— Begin Given records —

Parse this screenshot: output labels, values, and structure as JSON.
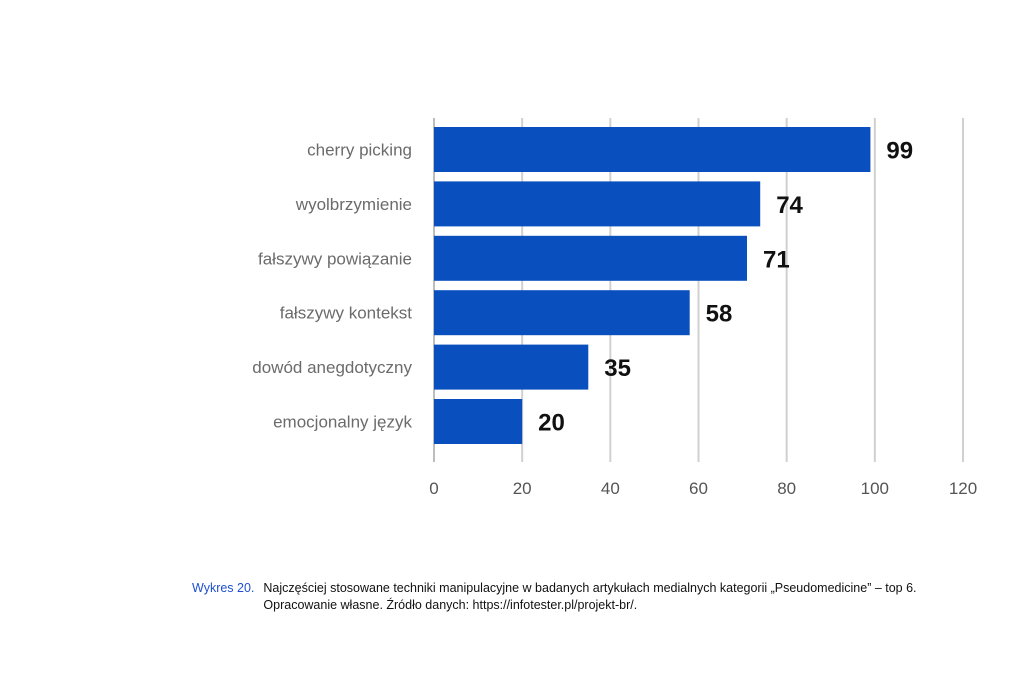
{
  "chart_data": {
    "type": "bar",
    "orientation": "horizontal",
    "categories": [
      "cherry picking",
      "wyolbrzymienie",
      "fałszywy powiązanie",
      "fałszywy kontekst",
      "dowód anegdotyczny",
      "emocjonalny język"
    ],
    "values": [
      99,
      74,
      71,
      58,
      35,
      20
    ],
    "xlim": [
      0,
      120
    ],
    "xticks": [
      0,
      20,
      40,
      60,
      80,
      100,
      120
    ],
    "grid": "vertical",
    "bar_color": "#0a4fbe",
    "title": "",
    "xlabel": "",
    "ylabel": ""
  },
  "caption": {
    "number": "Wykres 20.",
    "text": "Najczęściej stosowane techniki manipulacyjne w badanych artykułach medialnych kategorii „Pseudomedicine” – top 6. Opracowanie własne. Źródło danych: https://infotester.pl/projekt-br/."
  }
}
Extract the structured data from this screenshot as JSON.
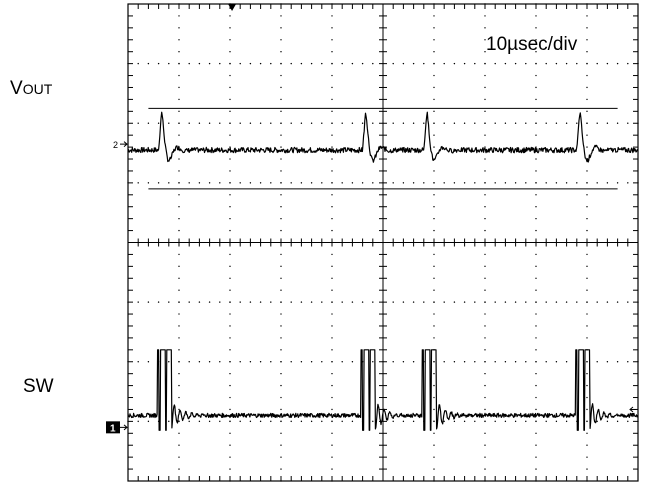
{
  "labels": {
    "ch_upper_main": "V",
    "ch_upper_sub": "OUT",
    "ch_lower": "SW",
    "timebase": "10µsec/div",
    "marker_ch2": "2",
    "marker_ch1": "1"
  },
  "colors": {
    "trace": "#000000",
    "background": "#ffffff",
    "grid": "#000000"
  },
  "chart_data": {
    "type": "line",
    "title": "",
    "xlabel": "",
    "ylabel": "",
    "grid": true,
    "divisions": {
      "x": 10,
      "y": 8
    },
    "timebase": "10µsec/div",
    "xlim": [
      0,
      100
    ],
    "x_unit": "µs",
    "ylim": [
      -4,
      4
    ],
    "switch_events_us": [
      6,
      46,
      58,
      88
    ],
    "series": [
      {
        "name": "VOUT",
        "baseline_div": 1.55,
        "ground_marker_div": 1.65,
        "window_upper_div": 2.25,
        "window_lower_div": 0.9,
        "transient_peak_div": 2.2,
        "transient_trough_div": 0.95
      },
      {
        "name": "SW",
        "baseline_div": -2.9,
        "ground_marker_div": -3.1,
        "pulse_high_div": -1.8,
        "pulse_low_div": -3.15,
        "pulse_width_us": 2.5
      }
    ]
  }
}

— End Given records —

**Written exercise**
Return to the listing above and set it down exactly, leaving out its pictures.

**Response to the exercise**
Parse this screenshot: output labels, values, and structure as JSON.
{
  "chart_data": {
    "type": "bar",
    "orientation": "horizontal",
    "categories": [
      "cherry picking",
      "wyolbrzymienie",
      "fałszywy powiązanie",
      "fałszywy kontekst",
      "dowód anegdotyczny",
      "emocjonalny język"
    ],
    "values": [
      99,
      74,
      71,
      58,
      35,
      20
    ],
    "xlim": [
      0,
      120
    ],
    "xticks": [
      0,
      20,
      40,
      60,
      80,
      100,
      120
    ],
    "grid": "vertical",
    "bar_color": "#0a4fbe",
    "title": "",
    "xlabel": "",
    "ylabel": ""
  },
  "caption": {
    "number": "Wykres 20.",
    "text": "Najczęściej stosowane techniki manipulacyjne w badanych artykułach medialnych kategorii „Pseudomedicine” – top 6. Opracowanie własne. Źródło danych: https://infotester.pl/projekt-br/."
  }
}
Extract the structured data from this screenshot as JSON.
{
  "labels": {
    "ch_upper_main": "V",
    "ch_upper_sub": "OUT",
    "ch_lower": "SW",
    "timebase": "10µsec/div",
    "marker_ch2": "2",
    "marker_ch1": "1"
  },
  "colors": {
    "trace": "#000000",
    "background": "#ffffff",
    "grid": "#000000"
  },
  "chart_data": {
    "type": "line",
    "title": "",
    "xlabel": "",
    "ylabel": "",
    "grid": true,
    "divisions": {
      "x": 10,
      "y": 8
    },
    "timebase": "10µsec/div",
    "xlim": [
      0,
      100
    ],
    "x_unit": "µs",
    "ylim": [
      -4,
      4
    ],
    "switch_events_us": [
      6,
      46,
      58,
      88
    ],
    "series": [
      {
        "name": "VOUT",
        "baseline_div": 1.55,
        "ground_marker_div": 1.65,
        "window_upper_div": 2.25,
        "window_lower_div": 0.9,
        "transient_peak_div": 2.2,
        "transient_trough_div": 0.95
      },
      {
        "name": "SW",
        "baseline_div": -2.9,
        "ground_marker_div": -3.1,
        "pulse_high_div": -1.8,
        "pulse_low_div": -3.15,
        "pulse_width_us": 2.5
      }
    ]
  }
}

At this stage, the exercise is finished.